Your goal:
Pick out each line of the records in which the word "JSON" appears.

══════

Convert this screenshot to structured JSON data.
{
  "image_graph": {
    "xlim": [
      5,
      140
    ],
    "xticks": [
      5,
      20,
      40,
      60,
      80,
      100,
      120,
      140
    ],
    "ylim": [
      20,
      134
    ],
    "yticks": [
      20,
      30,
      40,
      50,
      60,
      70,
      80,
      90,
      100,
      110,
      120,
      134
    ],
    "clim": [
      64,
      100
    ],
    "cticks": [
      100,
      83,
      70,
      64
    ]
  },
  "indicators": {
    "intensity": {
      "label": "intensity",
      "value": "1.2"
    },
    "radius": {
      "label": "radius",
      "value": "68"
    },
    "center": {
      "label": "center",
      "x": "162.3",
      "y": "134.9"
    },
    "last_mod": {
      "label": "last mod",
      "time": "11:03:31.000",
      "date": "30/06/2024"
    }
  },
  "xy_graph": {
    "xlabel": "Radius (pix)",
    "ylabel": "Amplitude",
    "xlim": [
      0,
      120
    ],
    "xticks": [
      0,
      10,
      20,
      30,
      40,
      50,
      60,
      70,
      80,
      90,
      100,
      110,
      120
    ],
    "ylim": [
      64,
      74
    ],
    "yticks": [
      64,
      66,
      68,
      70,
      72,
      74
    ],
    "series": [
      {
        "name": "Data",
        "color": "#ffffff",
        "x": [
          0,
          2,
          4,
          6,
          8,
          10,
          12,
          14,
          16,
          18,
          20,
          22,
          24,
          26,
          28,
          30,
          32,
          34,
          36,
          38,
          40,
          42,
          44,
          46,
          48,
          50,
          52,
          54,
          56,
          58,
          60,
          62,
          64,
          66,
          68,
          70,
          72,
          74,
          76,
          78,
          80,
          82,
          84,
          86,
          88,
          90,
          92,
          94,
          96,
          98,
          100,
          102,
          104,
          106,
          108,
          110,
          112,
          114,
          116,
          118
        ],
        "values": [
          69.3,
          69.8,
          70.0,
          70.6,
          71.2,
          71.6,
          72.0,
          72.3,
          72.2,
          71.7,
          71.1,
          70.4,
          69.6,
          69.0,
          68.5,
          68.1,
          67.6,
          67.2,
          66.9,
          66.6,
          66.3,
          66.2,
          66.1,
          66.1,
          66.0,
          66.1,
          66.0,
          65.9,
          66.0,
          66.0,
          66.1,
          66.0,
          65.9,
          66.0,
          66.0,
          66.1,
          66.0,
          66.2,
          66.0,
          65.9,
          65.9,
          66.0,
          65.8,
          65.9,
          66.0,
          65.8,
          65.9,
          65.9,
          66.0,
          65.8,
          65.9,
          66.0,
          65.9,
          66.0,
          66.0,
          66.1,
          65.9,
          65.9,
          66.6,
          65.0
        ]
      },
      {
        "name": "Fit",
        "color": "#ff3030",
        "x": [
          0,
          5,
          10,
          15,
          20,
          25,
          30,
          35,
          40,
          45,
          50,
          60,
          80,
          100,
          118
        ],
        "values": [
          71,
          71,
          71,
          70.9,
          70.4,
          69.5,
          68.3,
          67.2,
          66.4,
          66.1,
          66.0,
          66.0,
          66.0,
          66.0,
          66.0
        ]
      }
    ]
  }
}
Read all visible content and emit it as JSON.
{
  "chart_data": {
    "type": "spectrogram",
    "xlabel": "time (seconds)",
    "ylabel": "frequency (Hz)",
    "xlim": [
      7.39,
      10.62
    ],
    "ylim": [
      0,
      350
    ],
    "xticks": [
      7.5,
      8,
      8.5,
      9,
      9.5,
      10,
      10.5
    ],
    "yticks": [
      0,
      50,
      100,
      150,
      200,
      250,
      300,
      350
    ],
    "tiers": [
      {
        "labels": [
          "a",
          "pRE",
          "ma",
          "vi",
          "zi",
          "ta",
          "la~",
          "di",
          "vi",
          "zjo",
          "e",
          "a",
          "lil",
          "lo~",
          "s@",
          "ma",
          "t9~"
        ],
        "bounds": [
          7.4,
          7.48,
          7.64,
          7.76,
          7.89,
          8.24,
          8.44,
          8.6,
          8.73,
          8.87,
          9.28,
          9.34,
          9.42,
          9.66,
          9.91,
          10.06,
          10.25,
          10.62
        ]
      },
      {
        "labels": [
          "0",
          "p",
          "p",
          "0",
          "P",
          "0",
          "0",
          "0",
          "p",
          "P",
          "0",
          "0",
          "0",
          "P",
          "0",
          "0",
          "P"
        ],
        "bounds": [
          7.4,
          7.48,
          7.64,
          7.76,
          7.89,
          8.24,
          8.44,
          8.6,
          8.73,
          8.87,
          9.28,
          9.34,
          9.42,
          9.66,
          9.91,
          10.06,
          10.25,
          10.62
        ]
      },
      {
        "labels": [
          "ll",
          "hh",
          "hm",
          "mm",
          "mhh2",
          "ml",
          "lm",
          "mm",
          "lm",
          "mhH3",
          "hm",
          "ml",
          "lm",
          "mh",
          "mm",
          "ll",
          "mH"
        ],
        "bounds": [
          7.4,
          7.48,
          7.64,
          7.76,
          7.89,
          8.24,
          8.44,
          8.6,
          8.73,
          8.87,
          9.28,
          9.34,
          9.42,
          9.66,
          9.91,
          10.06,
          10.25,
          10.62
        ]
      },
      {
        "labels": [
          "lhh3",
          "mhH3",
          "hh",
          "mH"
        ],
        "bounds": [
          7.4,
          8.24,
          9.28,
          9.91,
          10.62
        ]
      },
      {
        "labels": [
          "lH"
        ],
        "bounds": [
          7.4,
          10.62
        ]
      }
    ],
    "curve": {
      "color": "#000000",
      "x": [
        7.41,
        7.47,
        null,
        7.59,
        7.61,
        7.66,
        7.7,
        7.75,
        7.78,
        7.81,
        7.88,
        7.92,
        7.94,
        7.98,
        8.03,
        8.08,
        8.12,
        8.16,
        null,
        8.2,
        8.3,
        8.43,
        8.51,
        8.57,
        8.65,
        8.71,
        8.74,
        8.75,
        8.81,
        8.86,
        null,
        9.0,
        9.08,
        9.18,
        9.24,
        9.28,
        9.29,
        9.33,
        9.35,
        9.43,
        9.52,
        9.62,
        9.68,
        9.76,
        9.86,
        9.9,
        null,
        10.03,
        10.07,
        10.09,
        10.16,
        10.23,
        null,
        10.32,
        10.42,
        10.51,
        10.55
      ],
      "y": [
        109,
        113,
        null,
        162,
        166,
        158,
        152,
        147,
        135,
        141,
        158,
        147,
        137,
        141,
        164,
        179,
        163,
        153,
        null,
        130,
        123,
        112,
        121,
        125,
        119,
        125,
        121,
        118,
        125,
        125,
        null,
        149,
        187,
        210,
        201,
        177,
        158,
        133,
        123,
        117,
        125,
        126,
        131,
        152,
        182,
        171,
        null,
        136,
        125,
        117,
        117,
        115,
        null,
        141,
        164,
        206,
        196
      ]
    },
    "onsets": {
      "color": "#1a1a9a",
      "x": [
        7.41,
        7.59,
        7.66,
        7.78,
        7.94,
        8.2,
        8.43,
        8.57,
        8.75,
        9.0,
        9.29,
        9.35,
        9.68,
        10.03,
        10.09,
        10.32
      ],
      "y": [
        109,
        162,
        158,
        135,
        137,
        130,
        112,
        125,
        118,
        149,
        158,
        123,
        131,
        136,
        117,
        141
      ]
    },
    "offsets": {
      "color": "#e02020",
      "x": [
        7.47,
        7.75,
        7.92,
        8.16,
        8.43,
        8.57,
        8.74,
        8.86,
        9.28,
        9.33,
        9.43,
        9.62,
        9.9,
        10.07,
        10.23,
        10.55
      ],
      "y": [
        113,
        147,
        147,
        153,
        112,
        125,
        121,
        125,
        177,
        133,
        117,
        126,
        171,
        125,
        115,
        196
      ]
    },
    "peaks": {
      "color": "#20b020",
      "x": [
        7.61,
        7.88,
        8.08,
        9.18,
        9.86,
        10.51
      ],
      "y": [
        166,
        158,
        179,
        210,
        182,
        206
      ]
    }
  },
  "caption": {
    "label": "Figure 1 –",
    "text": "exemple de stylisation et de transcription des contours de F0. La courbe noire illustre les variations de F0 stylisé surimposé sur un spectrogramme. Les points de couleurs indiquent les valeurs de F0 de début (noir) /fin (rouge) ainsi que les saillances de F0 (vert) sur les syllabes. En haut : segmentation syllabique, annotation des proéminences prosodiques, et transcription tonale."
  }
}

══════

Result for this exercise:
Convert this screenshot to structured JSON data.
Read all visible content and emit it as JSON.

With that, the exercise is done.